**Tarefa obrigatória 1**
Traduza para o inglês a seguinte frase do texto: "Havia meses que Battisti não fazia parte do PAC quando ocorreram os três últimos atos que lhe foram imputados."

══ Texto ══

Havia meses que Battisti não fazia parte do PAC quando ocorreram os três últimos atos que lhe foram imputados. E dois deles ocorreram no mesmo dia, em 16 de fevereiro de 1979: a morte, em Milão, do joalheiro Pierluigi Torregiani, e a do açougueiro neofascista Lino Sabbadin, em Santa Maria di Sala, no Vêneto, cidade que Battisti teria declarado sequer saber onde ficava, quando, já na França, leu no jornal Le Monde a notícia de que fora considerado responsável pela morte. Como era materialmente impossível a participação em ambas as ações, Mutti, a seguir, modificou a acusação para a participação de Battisti em uma reunião que discutira os atentados.

═══

**Tarefa obrigatória 2**
Transcreva, sem qualquer alteração, tudo o que vai do início dos registros abaixo até a linha que contém "chart-bar — [362, 351, 365, 427]", inclusive.

══ Registros da tarefa ══

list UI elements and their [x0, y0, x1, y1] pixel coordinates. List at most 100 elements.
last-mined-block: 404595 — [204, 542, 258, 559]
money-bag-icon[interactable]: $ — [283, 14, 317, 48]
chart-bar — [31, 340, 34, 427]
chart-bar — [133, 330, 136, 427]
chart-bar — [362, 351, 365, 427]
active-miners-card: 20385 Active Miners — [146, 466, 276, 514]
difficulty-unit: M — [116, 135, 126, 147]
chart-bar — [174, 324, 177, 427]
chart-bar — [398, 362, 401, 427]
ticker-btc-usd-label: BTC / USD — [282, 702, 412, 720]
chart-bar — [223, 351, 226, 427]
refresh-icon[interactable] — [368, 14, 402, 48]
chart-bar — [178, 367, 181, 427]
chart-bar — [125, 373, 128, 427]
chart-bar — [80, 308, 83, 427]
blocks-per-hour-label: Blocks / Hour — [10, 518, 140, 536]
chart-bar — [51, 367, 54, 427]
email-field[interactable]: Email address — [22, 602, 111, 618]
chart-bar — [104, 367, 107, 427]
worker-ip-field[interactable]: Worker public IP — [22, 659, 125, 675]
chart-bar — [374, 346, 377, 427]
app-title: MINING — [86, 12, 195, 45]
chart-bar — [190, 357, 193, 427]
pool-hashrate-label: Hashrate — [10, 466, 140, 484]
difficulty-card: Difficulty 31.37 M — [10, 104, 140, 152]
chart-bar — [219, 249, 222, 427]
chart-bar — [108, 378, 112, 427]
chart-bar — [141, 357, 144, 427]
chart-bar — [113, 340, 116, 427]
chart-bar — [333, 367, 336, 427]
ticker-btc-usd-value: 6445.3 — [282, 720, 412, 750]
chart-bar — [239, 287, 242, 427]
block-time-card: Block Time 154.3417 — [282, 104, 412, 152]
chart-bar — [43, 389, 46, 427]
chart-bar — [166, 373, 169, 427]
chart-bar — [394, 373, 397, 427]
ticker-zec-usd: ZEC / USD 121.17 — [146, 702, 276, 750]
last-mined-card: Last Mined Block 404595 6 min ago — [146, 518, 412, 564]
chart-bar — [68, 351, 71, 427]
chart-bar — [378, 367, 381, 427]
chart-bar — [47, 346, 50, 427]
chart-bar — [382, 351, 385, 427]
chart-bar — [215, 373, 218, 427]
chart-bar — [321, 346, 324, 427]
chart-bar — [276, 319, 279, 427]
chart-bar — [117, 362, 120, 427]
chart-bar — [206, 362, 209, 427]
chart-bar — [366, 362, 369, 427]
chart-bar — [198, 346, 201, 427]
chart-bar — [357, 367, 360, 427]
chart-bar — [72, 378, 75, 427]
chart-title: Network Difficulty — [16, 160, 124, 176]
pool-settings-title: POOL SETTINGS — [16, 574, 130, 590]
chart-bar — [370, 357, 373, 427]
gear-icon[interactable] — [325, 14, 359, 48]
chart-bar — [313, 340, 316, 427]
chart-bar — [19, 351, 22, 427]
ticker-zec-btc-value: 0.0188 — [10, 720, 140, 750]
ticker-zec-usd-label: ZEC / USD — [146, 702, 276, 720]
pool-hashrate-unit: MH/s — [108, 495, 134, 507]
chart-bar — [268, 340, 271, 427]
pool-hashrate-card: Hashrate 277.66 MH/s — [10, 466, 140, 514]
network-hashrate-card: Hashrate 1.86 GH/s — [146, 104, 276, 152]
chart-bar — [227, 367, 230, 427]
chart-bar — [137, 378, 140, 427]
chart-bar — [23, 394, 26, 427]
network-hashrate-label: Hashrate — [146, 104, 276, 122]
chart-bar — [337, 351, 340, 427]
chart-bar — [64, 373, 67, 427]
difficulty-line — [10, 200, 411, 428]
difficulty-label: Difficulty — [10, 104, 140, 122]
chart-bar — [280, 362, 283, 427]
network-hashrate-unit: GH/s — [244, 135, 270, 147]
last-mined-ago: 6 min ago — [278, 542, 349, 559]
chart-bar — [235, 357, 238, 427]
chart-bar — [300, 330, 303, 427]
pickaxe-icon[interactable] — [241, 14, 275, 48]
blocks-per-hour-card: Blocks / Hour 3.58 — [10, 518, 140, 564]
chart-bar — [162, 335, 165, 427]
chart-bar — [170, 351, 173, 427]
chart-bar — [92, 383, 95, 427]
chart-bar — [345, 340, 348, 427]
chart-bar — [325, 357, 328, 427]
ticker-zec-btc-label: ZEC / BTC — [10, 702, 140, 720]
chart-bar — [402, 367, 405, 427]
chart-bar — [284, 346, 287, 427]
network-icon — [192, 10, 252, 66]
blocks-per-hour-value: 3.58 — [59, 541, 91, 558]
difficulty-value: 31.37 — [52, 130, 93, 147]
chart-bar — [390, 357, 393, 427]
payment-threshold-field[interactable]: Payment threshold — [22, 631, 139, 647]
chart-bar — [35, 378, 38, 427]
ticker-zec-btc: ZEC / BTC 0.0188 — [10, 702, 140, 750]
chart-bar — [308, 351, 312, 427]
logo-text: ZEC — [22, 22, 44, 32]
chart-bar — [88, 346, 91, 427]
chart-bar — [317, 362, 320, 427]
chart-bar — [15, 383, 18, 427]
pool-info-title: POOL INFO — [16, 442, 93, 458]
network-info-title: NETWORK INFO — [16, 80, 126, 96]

═══

**Resolução detalhada 1**
Battisti had not been part of the PAC for months when the last three acts attributed to him took place.

**Resolução detalhada 2**
list UI elements and their [x0, y0, x1, y1] pixel coordinates. List at most 100 elements.
last-mined-block: 404595 — [204, 542, 258, 559]
money-bag-icon[interactable]: $ — [283, 14, 317, 48]
chart-bar — [31, 340, 34, 427]
chart-bar — [133, 330, 136, 427]
chart-bar — [362, 351, 365, 427]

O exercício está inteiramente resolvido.